### DOCUMENT SEGMENT
The CloudForest Team

James Wilgenbusch


James (Jim) is responsible for the strategic direction and leadership of three major computational research areas: the Minnesota Supercomputing Institute (MSI), the University of Minnesota Informatics Institute (UMII), and U-Spatial. In this role he leads University-wide initiatives, partners with collegiate senior administrators and works with faculty and administrators to shape research computing at the University of Minnesota, ensures the excellence of existing activities, and facilitates the implementation of new programs. Jim is also involved at a regional and national level in the promotion and development of research cyberinfrastructure and plays a variety of roles in organizations such as the Coalition for Academic Scientific Computation (CASC), the Campus Research Computing Consortium (CARCC), and the National Science Foundation’s Big Data Regional Innovation Hubs. Jim maintains research activities in the study and implementation of models, methods and software used in phylogenetic inference and leads efforts to develop cyberinfrastructure for biological research and research and engineering in general.

Jeremy Brown


Jeremy is an Associate Professor at Louisiana State University. An empirical biologist at heart, he develops, tests, and applies statistical methods for inferring and using phylogenies, primarily using Bayesian methods. He has used these methods to address important biological questions including identification of the earliest diverging lineage of extant ants, the use of phylogenies as foresic tools in cases of HIV transmission, the phylogenetic placement of turtles, and the characterization of broad, genome-wide patterns of molecular evolution. Jeremy is a frequent contributor to the phylogenetic methods community and is actively involved in the development of RevBayes, an open source and flexible tool for Bayesian phylogenetic inference, in addition to his work on TreeScaper and CloudForest.

Kyle Gallivan


Kyle A. Gallivan is a professor in the Department of Mathematics at Florida State University. Prior to joining the mathematics department he was a professor in the Department of Computer Science and one of the founding group of faculty in the Computational Science and Engineering Program. Gallivan received his Ph.D. in Computer Science from the University of Illinois at Urbana-Champaign and was later a senior computer scientist in the Center for Supercomputing Research and Development and an Associate Professor in the Department of Electrical and Computer Engineering at that university. His interests are in algorithms, computing architectures and their interaction with a current emphasis on algorithms for optimization on manifolds and for large graph problems.

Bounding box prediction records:

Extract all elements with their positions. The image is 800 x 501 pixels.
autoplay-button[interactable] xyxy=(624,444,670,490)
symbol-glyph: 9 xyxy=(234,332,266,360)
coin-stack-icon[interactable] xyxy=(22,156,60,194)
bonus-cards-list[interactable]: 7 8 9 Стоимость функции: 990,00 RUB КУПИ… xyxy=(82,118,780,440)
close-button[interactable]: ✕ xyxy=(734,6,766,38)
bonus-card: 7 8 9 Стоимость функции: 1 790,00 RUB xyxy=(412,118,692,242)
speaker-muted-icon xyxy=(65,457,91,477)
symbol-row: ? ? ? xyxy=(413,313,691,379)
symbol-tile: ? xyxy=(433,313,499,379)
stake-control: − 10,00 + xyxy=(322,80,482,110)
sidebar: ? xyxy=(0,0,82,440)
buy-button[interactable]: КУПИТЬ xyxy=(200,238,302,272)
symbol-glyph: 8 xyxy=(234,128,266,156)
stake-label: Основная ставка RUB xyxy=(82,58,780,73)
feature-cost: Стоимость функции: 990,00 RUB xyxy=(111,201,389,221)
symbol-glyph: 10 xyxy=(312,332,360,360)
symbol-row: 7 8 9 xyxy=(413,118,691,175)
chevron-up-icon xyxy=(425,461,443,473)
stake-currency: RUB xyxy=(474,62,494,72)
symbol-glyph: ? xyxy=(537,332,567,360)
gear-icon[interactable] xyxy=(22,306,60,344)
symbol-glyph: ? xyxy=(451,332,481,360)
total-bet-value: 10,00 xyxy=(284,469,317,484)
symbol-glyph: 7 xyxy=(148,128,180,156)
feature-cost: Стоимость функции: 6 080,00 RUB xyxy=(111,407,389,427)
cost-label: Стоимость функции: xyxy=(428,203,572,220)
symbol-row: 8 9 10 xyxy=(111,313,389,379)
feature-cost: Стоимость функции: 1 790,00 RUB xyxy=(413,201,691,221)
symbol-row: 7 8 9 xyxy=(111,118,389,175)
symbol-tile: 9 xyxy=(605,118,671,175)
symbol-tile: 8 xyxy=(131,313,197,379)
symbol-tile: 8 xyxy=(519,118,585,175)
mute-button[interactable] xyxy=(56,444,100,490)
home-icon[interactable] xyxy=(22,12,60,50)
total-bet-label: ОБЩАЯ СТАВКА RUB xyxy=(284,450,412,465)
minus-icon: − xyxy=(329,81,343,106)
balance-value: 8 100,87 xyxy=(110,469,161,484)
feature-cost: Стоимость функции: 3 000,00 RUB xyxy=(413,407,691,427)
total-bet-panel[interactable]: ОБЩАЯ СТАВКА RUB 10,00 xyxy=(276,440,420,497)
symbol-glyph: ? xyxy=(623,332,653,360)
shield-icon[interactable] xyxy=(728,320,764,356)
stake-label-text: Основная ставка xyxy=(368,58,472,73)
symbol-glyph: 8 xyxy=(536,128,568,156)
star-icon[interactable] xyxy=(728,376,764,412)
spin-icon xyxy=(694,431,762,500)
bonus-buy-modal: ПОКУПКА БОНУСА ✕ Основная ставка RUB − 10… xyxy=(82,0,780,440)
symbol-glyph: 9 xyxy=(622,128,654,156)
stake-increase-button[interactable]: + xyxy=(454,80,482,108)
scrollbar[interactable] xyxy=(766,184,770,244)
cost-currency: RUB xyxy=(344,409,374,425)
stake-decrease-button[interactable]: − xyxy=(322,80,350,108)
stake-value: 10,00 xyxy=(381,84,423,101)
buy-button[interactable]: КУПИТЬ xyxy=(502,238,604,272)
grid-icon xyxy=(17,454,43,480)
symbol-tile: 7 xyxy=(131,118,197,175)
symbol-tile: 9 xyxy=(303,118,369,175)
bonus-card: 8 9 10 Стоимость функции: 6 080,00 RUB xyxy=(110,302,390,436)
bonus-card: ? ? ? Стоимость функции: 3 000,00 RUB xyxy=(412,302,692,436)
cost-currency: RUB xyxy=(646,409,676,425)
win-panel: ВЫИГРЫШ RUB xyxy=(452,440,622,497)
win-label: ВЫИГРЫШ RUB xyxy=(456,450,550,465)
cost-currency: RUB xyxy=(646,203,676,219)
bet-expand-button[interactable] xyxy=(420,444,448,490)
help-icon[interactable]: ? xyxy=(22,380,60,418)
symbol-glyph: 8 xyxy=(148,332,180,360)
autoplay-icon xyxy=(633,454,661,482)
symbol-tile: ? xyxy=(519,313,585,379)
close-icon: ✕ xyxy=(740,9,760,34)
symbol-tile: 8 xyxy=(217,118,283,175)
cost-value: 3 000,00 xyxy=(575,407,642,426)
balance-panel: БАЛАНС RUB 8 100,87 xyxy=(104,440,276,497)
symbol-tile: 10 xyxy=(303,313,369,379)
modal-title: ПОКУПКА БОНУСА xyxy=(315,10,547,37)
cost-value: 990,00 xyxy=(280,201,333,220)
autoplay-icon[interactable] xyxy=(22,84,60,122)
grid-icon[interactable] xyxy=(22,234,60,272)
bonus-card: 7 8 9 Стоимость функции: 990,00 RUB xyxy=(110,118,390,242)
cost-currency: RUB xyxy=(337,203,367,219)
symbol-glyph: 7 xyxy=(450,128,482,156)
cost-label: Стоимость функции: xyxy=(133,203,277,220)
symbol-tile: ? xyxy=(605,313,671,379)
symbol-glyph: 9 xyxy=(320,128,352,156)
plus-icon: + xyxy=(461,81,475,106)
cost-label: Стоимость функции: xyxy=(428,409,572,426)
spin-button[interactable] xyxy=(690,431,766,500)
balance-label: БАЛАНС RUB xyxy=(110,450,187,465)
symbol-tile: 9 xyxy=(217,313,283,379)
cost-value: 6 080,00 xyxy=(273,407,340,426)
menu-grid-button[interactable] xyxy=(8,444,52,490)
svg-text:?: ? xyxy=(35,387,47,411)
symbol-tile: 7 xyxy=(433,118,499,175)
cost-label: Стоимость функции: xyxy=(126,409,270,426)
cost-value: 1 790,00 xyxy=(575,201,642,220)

### THE PROBLEM
According to the CloudForest team profiles, where did Kyle Gallivan receive his Ph.D. in Computer Science?

### SOLUTION
He received it from the University of Illinois at Urbana-Champaign.